**WRITTEN REQUEST**
Copy out every line in which the string "this" occurs.

**DATASET**
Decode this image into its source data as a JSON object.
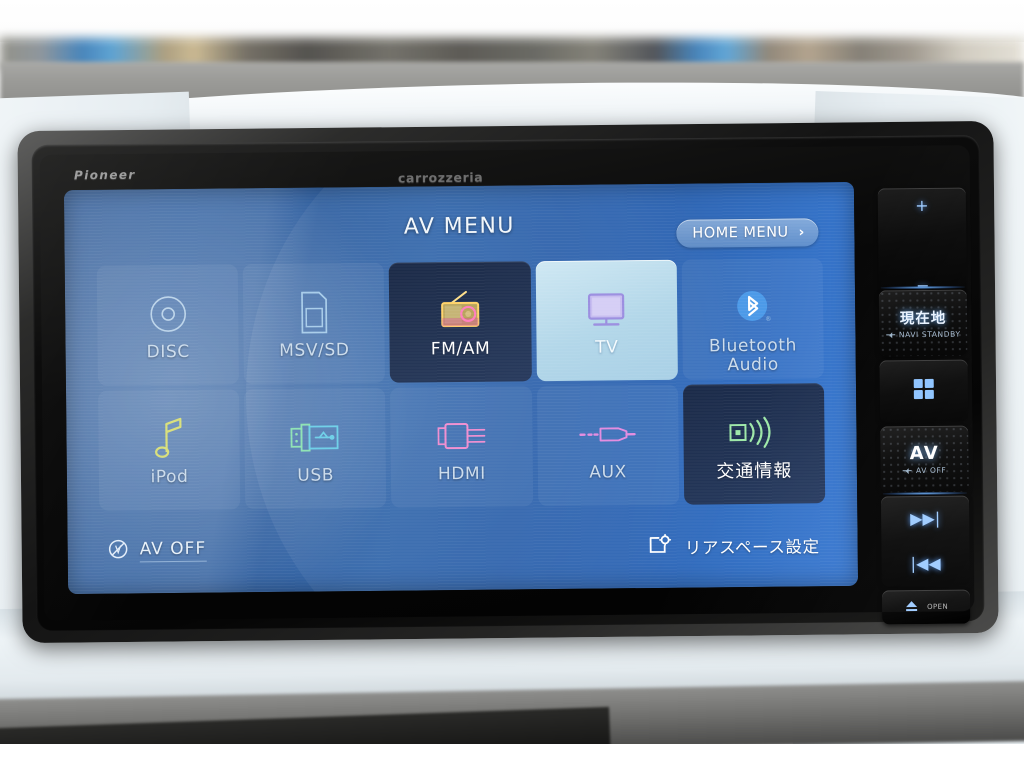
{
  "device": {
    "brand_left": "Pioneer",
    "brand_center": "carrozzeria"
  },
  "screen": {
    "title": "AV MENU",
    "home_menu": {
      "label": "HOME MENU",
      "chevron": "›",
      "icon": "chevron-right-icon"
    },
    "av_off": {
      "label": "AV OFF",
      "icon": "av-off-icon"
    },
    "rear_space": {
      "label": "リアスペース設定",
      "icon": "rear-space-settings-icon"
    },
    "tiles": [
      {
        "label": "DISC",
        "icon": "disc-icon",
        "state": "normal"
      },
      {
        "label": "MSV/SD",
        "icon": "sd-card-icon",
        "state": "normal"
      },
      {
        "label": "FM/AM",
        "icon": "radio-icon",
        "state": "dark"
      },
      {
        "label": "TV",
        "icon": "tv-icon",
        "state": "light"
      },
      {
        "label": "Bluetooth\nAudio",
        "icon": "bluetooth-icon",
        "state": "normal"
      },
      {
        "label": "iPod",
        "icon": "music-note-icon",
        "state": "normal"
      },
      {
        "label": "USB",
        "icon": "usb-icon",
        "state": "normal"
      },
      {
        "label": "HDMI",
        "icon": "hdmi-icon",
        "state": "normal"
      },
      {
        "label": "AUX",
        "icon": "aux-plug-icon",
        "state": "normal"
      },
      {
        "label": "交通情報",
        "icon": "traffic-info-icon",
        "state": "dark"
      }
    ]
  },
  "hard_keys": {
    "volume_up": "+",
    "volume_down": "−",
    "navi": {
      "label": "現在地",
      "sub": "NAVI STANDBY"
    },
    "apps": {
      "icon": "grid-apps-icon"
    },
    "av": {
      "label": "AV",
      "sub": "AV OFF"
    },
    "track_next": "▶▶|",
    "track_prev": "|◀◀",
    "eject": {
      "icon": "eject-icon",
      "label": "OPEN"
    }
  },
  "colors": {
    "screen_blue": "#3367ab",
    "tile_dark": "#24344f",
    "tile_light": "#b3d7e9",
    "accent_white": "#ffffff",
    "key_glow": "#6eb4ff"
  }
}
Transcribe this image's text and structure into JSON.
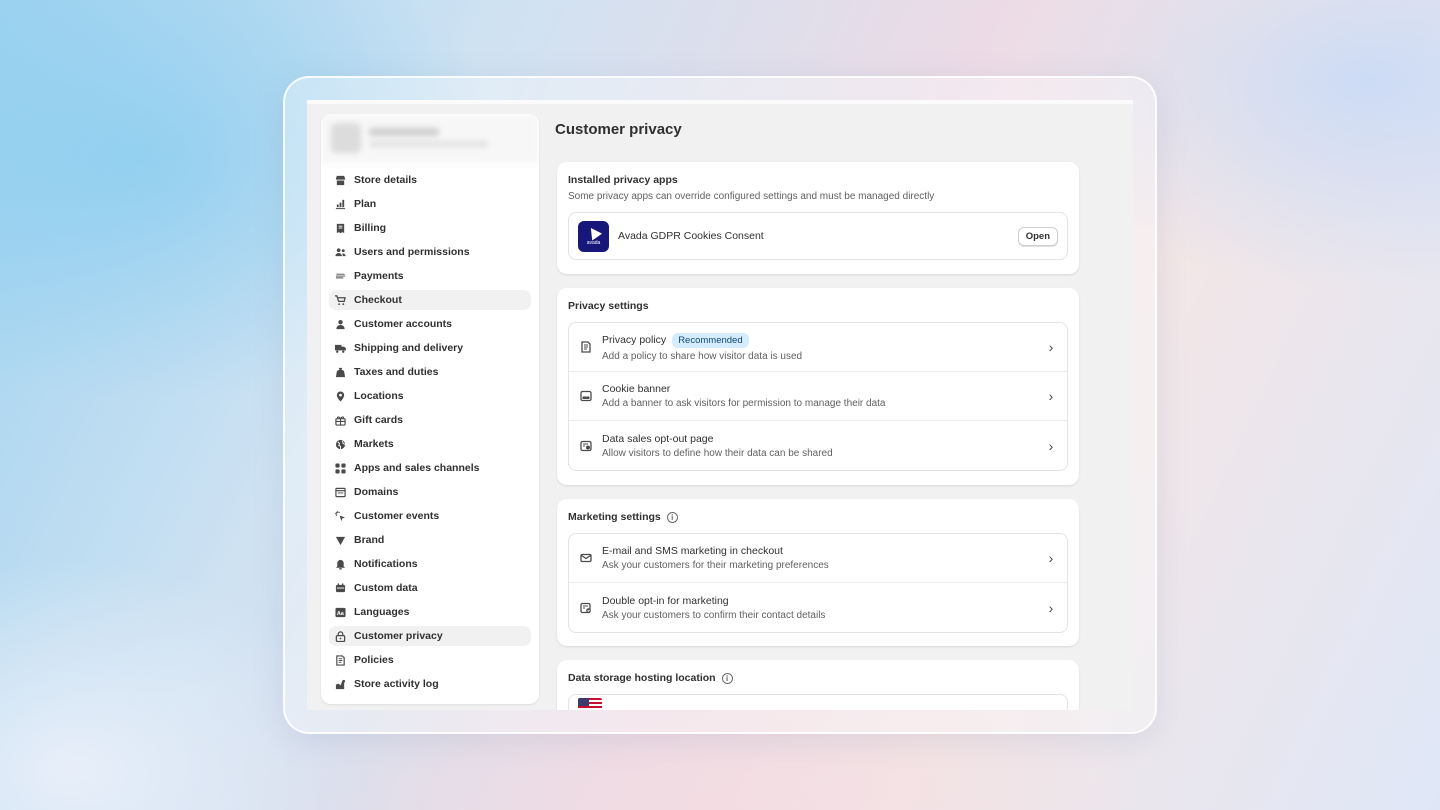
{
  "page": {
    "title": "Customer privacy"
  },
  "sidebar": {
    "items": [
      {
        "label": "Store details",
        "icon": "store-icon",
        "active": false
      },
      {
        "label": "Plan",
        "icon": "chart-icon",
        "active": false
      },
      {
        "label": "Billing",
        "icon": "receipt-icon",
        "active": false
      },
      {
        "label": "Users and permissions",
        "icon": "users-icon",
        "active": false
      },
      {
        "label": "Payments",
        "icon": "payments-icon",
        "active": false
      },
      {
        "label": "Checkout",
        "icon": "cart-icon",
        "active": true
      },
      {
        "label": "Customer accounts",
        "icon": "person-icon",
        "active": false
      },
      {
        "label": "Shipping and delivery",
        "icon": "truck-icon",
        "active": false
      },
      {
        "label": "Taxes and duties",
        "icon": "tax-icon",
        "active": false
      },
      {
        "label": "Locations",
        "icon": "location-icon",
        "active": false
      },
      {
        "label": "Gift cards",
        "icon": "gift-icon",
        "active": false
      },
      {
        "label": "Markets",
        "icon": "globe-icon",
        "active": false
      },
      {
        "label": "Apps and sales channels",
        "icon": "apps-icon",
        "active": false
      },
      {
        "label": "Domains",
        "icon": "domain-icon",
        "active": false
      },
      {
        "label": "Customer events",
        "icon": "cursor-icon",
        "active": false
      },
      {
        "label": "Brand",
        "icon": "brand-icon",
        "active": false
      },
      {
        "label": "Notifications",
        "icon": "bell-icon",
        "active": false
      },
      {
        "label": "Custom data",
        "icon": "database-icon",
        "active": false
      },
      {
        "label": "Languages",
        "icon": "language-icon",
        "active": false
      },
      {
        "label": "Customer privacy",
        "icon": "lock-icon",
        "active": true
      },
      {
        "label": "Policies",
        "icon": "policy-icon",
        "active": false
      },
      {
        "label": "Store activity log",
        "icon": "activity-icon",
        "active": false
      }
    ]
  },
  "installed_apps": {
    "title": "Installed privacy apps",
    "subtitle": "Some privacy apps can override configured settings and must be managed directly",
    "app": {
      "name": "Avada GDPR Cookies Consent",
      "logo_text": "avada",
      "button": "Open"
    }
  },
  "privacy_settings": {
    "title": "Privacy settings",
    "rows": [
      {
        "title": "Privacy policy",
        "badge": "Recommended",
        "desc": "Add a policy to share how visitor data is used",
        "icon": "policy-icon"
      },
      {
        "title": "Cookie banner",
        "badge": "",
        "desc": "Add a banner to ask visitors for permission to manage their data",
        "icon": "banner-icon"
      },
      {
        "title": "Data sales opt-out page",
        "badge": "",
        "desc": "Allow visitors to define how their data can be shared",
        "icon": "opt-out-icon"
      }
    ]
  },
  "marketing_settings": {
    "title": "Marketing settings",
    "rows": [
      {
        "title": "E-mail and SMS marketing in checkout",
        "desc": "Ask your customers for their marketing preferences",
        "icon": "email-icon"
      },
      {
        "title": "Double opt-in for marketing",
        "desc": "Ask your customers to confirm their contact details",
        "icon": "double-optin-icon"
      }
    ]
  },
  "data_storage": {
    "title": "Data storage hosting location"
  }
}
...
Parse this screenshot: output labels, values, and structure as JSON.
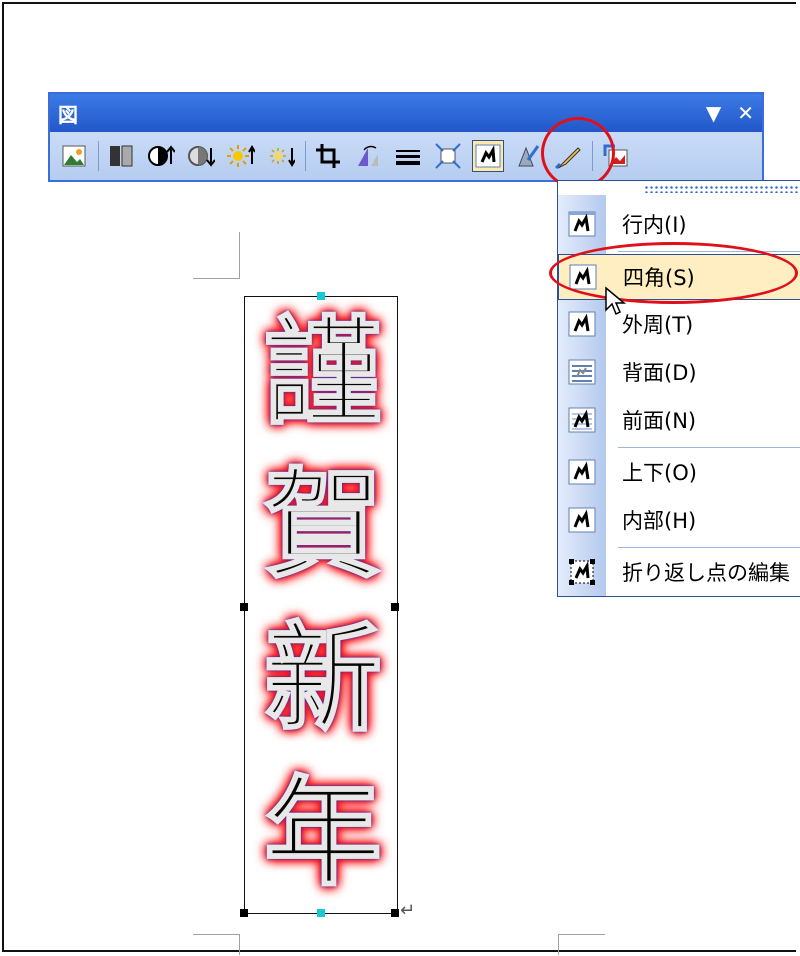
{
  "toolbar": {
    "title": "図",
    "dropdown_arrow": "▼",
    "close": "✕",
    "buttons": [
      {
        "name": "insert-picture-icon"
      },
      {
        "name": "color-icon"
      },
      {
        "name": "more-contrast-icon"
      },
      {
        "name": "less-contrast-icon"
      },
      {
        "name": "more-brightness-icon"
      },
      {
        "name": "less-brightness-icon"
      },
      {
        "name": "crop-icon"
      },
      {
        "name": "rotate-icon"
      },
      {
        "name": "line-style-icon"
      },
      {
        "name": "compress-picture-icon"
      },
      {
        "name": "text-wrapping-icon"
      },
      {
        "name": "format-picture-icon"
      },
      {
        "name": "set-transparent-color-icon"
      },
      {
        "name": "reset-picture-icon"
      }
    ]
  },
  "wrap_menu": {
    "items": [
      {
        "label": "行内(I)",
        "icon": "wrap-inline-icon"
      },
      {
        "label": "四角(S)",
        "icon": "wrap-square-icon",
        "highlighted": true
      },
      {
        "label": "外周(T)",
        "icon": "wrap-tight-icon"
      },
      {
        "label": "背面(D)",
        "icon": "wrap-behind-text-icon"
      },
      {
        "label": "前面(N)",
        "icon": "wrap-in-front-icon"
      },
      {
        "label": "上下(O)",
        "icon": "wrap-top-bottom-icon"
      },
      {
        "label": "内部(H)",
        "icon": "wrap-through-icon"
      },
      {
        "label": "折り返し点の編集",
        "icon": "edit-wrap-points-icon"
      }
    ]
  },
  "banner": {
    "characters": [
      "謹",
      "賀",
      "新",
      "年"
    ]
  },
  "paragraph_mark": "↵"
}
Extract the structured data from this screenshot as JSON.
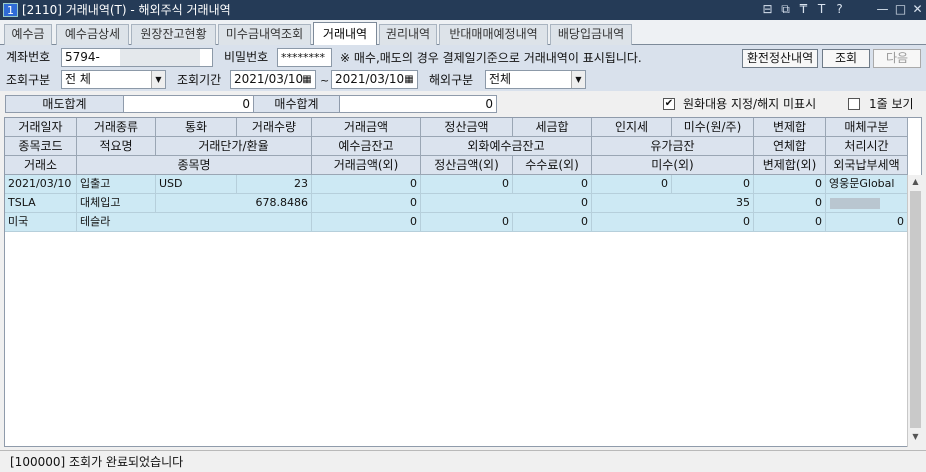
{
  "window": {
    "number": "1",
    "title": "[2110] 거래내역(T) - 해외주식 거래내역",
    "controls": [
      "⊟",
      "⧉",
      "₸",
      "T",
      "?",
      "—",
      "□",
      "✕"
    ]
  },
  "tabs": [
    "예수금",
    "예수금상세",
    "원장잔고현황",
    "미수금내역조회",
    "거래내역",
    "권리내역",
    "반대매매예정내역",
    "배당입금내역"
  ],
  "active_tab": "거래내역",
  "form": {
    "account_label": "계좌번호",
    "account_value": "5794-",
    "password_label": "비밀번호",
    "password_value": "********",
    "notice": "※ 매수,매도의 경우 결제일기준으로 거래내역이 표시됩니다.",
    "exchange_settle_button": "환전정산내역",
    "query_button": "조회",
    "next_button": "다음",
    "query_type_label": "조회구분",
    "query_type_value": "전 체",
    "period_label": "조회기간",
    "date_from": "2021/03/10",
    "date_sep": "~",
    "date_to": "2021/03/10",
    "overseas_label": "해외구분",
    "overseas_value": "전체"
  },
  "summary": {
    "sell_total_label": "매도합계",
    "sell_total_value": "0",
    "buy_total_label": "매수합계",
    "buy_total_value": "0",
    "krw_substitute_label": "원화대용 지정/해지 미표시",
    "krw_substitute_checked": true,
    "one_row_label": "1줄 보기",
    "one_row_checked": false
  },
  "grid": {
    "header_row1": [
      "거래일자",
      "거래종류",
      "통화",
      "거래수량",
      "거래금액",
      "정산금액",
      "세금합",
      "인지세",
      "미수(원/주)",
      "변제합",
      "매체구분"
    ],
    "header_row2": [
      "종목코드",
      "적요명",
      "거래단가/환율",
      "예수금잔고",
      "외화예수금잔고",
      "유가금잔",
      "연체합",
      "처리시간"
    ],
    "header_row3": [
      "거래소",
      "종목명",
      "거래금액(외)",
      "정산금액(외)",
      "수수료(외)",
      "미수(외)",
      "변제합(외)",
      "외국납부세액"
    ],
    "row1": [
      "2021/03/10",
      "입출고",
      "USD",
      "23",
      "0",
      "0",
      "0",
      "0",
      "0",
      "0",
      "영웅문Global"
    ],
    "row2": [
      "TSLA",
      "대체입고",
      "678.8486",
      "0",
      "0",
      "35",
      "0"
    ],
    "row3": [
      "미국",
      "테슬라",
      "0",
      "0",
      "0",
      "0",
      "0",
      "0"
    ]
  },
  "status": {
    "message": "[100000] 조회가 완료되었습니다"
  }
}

**THE RESULT**
Decode this image into its source data as a JSON object.
Transcribe this image's text and structure into JSON.
Parse this screenshot: output labels, values, and structure as JSON.
Extract the structured data from this screenshot as JSON.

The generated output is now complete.